Structured figure records:
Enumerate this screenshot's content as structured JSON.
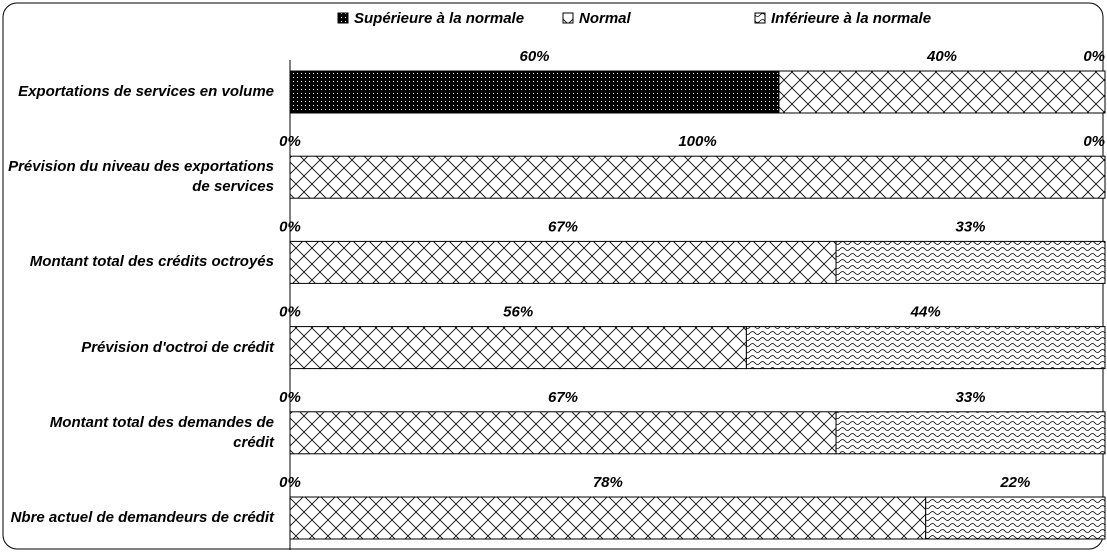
{
  "chart_data": {
    "type": "stacked_barh",
    "categories": [
      "Exportations de services en volume",
      "Prévision du niveau des exportations de services",
      "Montant total des crédits octroyés",
      "Prévision d'octroi de crédit",
      "Montant total des demandes de crédit",
      "Nbre actuel de demandeurs de crédit"
    ],
    "series": [
      {
        "name": "Supérieure à la normale",
        "color": "#000000",
        "values": [
          60,
          0,
          0,
          0,
          0,
          0
        ],
        "value_labels": [
          "60%",
          "0%",
          "0%",
          "0%",
          "0%",
          "0%"
        ]
      },
      {
        "name": "Normal",
        "color": "#000000",
        "values": [
          40,
          100,
          67,
          56,
          67,
          78
        ],
        "value_labels": [
          "40%",
          "100%",
          "67%",
          "56%",
          "67%",
          "78%"
        ]
      },
      {
        "name": "Inférieure à la normale",
        "color": "#000000",
        "values": [
          0,
          0,
          33,
          44,
          33,
          22
        ],
        "value_labels": [
          "0%",
          "0%",
          "33%",
          "44%",
          "33%",
          "22%"
        ]
      }
    ],
    "xlim": [
      0,
      100
    ]
  }
}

== GIVEN EXERCISE ==
Reproduce each entry verbatim, excluding any embedded images.

== EXPECTED ANSWER ==
Enumerate this screenshot's content as structured JSON.
{
  "chart_data": {
    "type": "stacked_barh",
    "categories": [
      "Exportations de services en volume",
      "Prévision du niveau des exportations de services",
      "Montant total des crédits octroyés",
      "Prévision d'octroi de crédit",
      "Montant total des demandes de crédit",
      "Nbre actuel de demandeurs de crédit"
    ],
    "series": [
      {
        "name": "Supérieure à la normale",
        "color": "#000000",
        "values": [
          60,
          0,
          0,
          0,
          0,
          0
        ],
        "value_labels": [
          "60%",
          "0%",
          "0%",
          "0%",
          "0%",
          "0%"
        ]
      },
      {
        "name": "Normal",
        "color": "#000000",
        "values": [
          40,
          100,
          67,
          56,
          67,
          78
        ],
        "value_labels": [
          "40%",
          "100%",
          "67%",
          "56%",
          "67%",
          "78%"
        ]
      },
      {
        "name": "Inférieure à la normale",
        "color": "#000000",
        "values": [
          0,
          0,
          33,
          44,
          33,
          22
        ],
        "value_labels": [
          "0%",
          "0%",
          "33%",
          "44%",
          "33%",
          "22%"
        ]
      }
    ],
    "xlim": [
      0,
      100
    ]
  }
}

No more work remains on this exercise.